[START Entries shown]
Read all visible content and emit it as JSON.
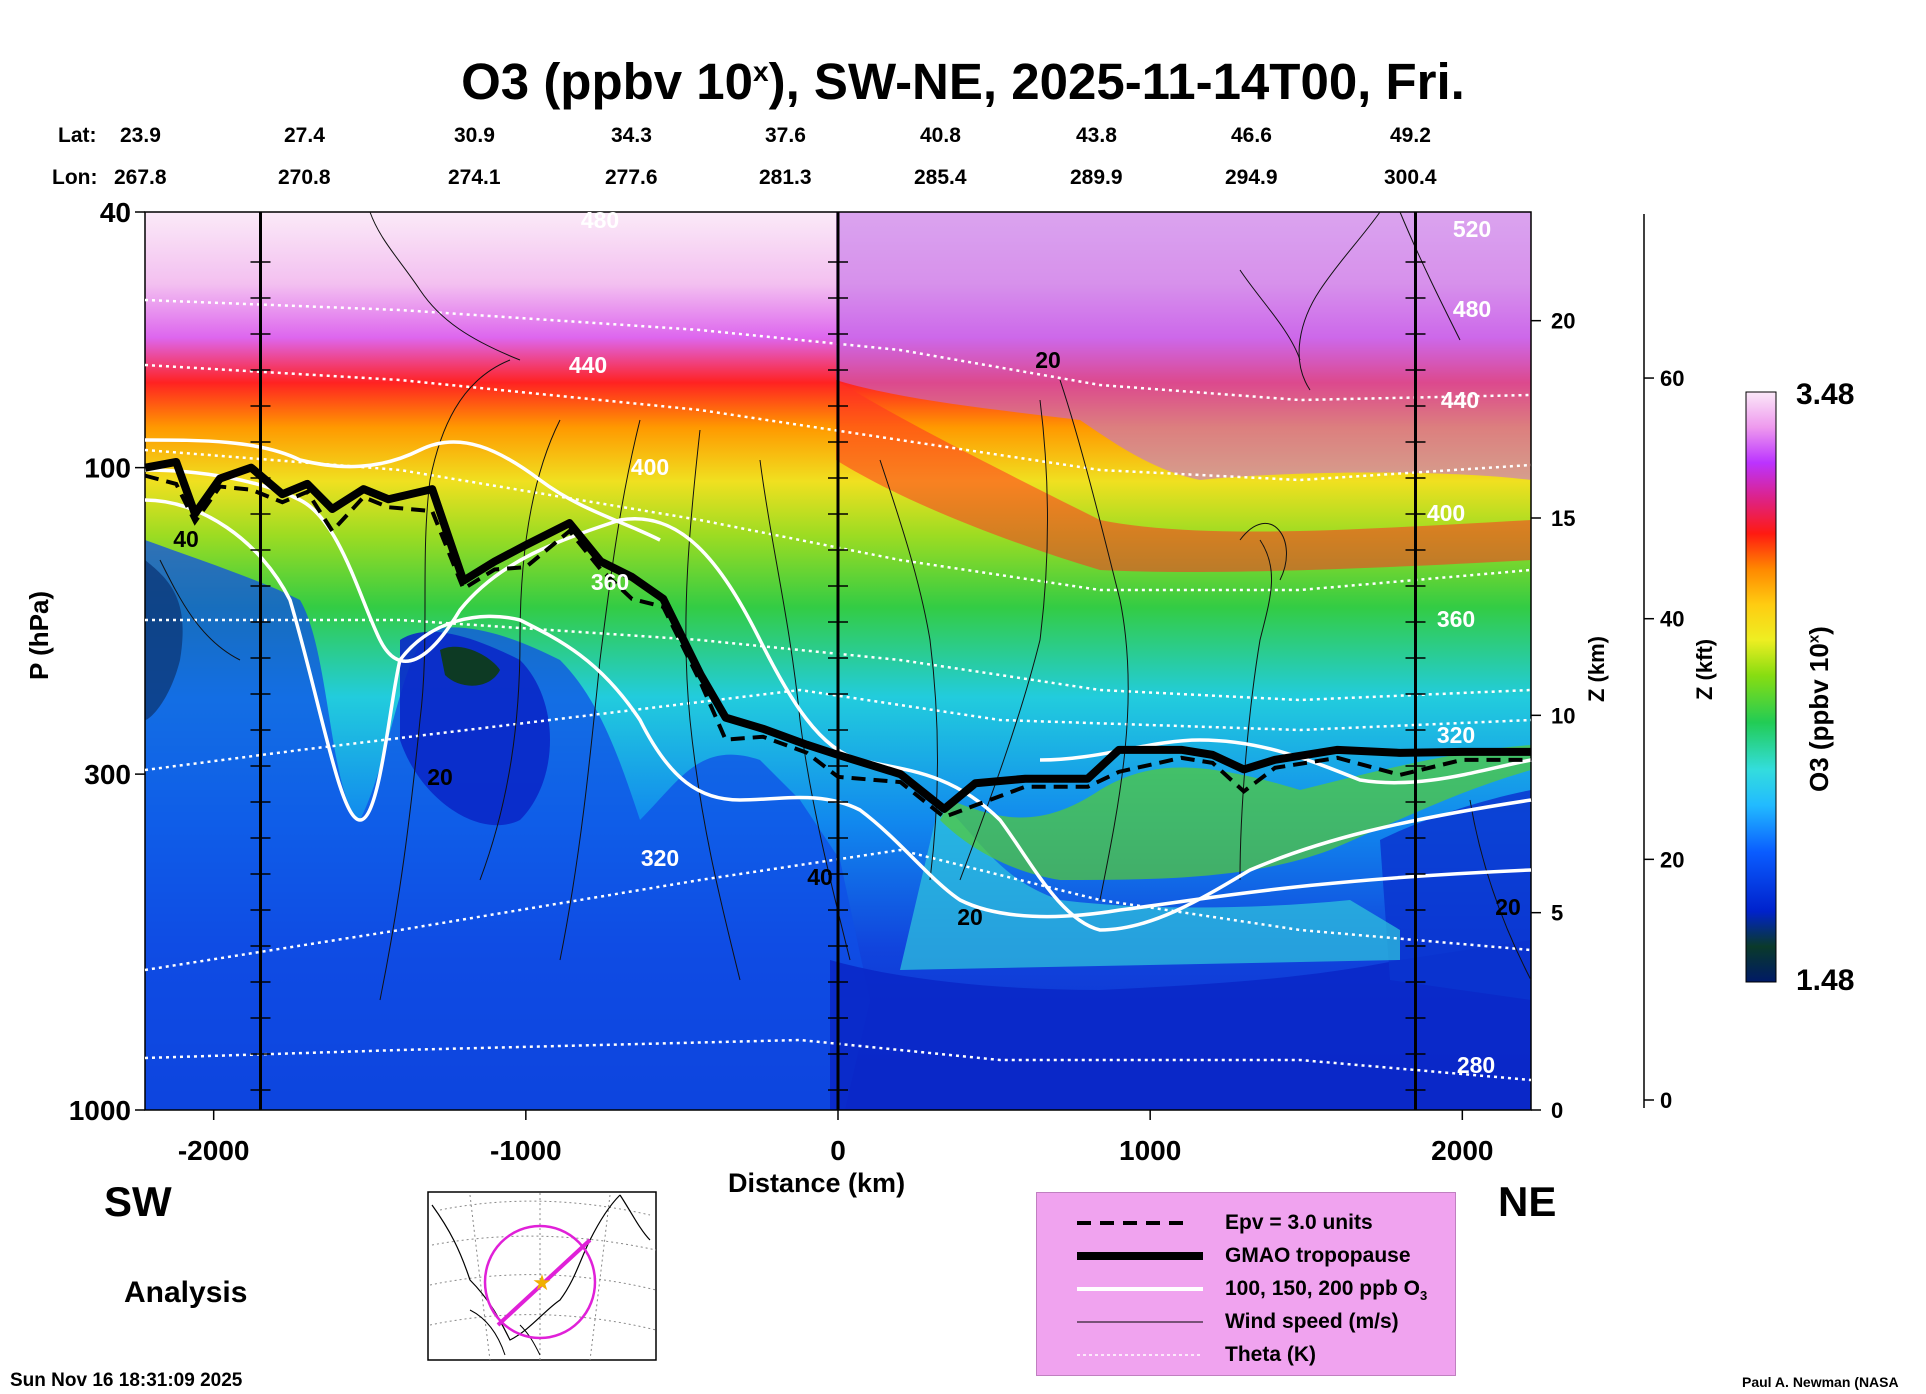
{
  "title": {
    "main": "O3 (ppbv 10",
    "sup": "x",
    "rest": "), SW-NE, 2025-11-14T00, Fri."
  },
  "lat_label": "Lat:",
  "lon_label": "Lon:",
  "lats": [
    "23.9",
    "27.4",
    "30.9",
    "34.3",
    "37.6",
    "40.8",
    "43.8",
    "46.6",
    "49.2"
  ],
  "lons": [
    "267.8",
    "270.8",
    "274.1",
    "277.6",
    "281.3",
    "285.4",
    "289.9",
    "294.9",
    "300.4"
  ],
  "directions": {
    "left": "SW",
    "right": "NE"
  },
  "analysis_label": "Analysis",
  "timestamp": "Sun Nov 16 18:31:09 2025",
  "credit": "Paul A. Newman (NASA",
  "colorbar": {
    "max": "3.48",
    "min": "1.48",
    "label": "O3 (ppbv 10",
    "label_sup": "x",
    "label_end": ")"
  },
  "legend": [
    {
      "style": "dashed",
      "label": "Epv = 3.0 units"
    },
    {
      "style": "thick",
      "label": "GMAO tropopause"
    },
    {
      "style": "white",
      "label": "100, 150, 200 ppb O",
      "sub": "3"
    },
    {
      "style": "thin",
      "label": "Wind speed (m/s)"
    },
    {
      "style": "dotted",
      "label": "Theta (K)"
    }
  ],
  "chart_data": {
    "type": "heatmap",
    "xlabel": "Distance (km)",
    "ylabel": "P (hPa)",
    "z_km_label": "Z (km)",
    "z_kft_label": "Z (kft)",
    "x_range": [
      -2220,
      2220
    ],
    "y_range_hpa": [
      1000,
      40
    ],
    "y_scale": "log",
    "x_ticks": [
      "-2000",
      "-1000",
      "0",
      "1000",
      "2000"
    ],
    "x_tick_values": [
      -2000,
      -1000,
      0,
      1000,
      2000
    ],
    "y_ticks": [
      "40",
      "100",
      "300",
      "1000"
    ],
    "y_tick_values": [
      40,
      100,
      300,
      1000
    ],
    "z_km_ticks": [
      "0",
      "5",
      "10",
      "15",
      "20"
    ],
    "z_km_values": [
      0,
      5,
      10,
      15,
      20
    ],
    "z_kft_ticks": [
      "0",
      "20",
      "40",
      "60"
    ],
    "z_kft_values": [
      0,
      20,
      40,
      60
    ],
    "theta_labels": [
      "440",
      "400",
      "360",
      "320",
      "280",
      "520",
      "480",
      "440",
      "400",
      "360",
      "320",
      "480"
    ],
    "wind_labels": [
      "20",
      "20",
      "40",
      "20",
      "20",
      "40"
    ],
    "tropopause": {
      "x": [
        -2220,
        -2120,
        -2060,
        -1980,
        -1880,
        -1780,
        -1700,
        -1620,
        -1520,
        -1440,
        -1300,
        -1200,
        -1100,
        -1000,
        -860,
        -760,
        -660,
        -560,
        -440,
        -360,
        -240,
        -100,
        0,
        200,
        340,
        440,
        600,
        800,
        900,
        1100,
        1200,
        1300,
        1400,
        1600,
        1800,
        2000,
        2220
      ],
      "p": [
        100,
        98,
        118,
        104,
        100,
        110,
        106,
        116,
        108,
        112,
        108,
        150,
        140,
        132,
        122,
        140,
        148,
        160,
        210,
        245,
        255,
        270,
        280,
        300,
        340,
        310,
        305,
        305,
        275,
        275,
        280,
        295,
        285,
        275,
        278,
        277,
        277
      ]
    },
    "color_range": [
      1.48,
      3.48
    ]
  }
}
[END Entries shown]
Written exercise: All of the entries need to be transcribed word for word; pictures are left out.

Problem solution:
Read all visible content and emit it as JSON.
{
  "title": {
    "main": "O3 (ppbv 10",
    "sup": "x",
    "rest": "), SW-NE, 2025-11-14T00, Fri."
  },
  "lat_label": "Lat:",
  "lon_label": "Lon:",
  "lats": [
    "23.9",
    "27.4",
    "30.9",
    "34.3",
    "37.6",
    "40.8",
    "43.8",
    "46.6",
    "49.2"
  ],
  "lons": [
    "267.8",
    "270.8",
    "274.1",
    "277.6",
    "281.3",
    "285.4",
    "289.9",
    "294.9",
    "300.4"
  ],
  "directions": {
    "left": "SW",
    "right": "NE"
  },
  "analysis_label": "Analysis",
  "timestamp": "Sun Nov 16 18:31:09 2025",
  "credit": "Paul A. Newman (NASA",
  "colorbar": {
    "max": "3.48",
    "min": "1.48",
    "label": "O3 (ppbv 10",
    "label_sup": "x",
    "label_end": ")"
  },
  "legend": [
    {
      "style": "dashed",
      "label": "Epv = 3.0 units"
    },
    {
      "style": "thick",
      "label": "GMAO tropopause"
    },
    {
      "style": "white",
      "label": "100, 150, 200 ppb O",
      "sub": "3"
    },
    {
      "style": "thin",
      "label": "Wind speed (m/s)"
    },
    {
      "style": "dotted",
      "label": "Theta (K)"
    }
  ],
  "chart_data": {
    "type": "heatmap",
    "xlabel": "Distance (km)",
    "ylabel": "P (hPa)",
    "z_km_label": "Z (km)",
    "z_kft_label": "Z (kft)",
    "x_range": [
      -2220,
      2220
    ],
    "y_range_hpa": [
      1000,
      40
    ],
    "y_scale": "log",
    "x_ticks": [
      "-2000",
      "-1000",
      "0",
      "1000",
      "2000"
    ],
    "x_tick_values": [
      -2000,
      -1000,
      0,
      1000,
      2000
    ],
    "y_ticks": [
      "40",
      "100",
      "300",
      "1000"
    ],
    "y_tick_values": [
      40,
      100,
      300,
      1000
    ],
    "z_km_ticks": [
      "0",
      "5",
      "10",
      "15",
      "20"
    ],
    "z_km_values": [
      0,
      5,
      10,
      15,
      20
    ],
    "z_kft_ticks": [
      "0",
      "20",
      "40",
      "60"
    ],
    "z_kft_values": [
      0,
      20,
      40,
      60
    ],
    "theta_labels": [
      "440",
      "400",
      "360",
      "320",
      "280",
      "520",
      "480",
      "440",
      "400",
      "360",
      "320",
      "480"
    ],
    "wind_labels": [
      "20",
      "20",
      "40",
      "20",
      "20",
      "40"
    ],
    "tropopause": {
      "x": [
        -2220,
        -2120,
        -2060,
        -1980,
        -1880,
        -1780,
        -1700,
        -1620,
        -1520,
        -1440,
        -1300,
        -1200,
        -1100,
        -1000,
        -860,
        -760,
        -660,
        -560,
        -440,
        -360,
        -240,
        -100,
        0,
        200,
        340,
        440,
        600,
        800,
        900,
        1100,
        1200,
        1300,
        1400,
        1600,
        1800,
        2000,
        2220
      ],
      "p": [
        100,
        98,
        118,
        104,
        100,
        110,
        106,
        116,
        108,
        112,
        108,
        150,
        140,
        132,
        122,
        140,
        148,
        160,
        210,
        245,
        255,
        270,
        280,
        300,
        340,
        310,
        305,
        305,
        275,
        275,
        280,
        295,
        285,
        275,
        278,
        277,
        277
      ]
    },
    "color_range": [
      1.48,
      3.48
    ]
  }
}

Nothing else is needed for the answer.